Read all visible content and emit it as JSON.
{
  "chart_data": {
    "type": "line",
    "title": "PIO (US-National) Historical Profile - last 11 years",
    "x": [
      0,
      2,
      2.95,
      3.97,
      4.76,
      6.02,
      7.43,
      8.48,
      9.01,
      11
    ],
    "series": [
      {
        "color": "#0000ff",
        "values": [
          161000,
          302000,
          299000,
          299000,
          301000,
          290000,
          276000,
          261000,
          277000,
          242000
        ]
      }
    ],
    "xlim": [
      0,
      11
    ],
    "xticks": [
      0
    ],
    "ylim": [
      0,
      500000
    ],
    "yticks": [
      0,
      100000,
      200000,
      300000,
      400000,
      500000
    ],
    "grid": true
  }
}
-*-*-
Give the entries once more, exactly as they appear.

Read all visible content and emit it as JSON.
{
  "chart_data": {
    "type": "line",
    "title": "PIO (US-National) Historical Profile - last 11 years",
    "x": [
      0,
      2,
      2.95,
      3.97,
      4.76,
      6.02,
      7.43,
      8.48,
      9.01,
      11
    ],
    "series": [
      {
        "color": "#0000ff",
        "values": [
          161000,
          302000,
          299000,
          299000,
          301000,
          290000,
          276000,
          261000,
          277000,
          242000
        ]
      }
    ],
    "xlim": [
      0,
      11
    ],
    "xticks": [
      0
    ],
    "ylim": [
      0,
      500000
    ],
    "yticks": [
      0,
      100000,
      200000,
      300000,
      400000,
      500000
    ],
    "grid": true
  }
}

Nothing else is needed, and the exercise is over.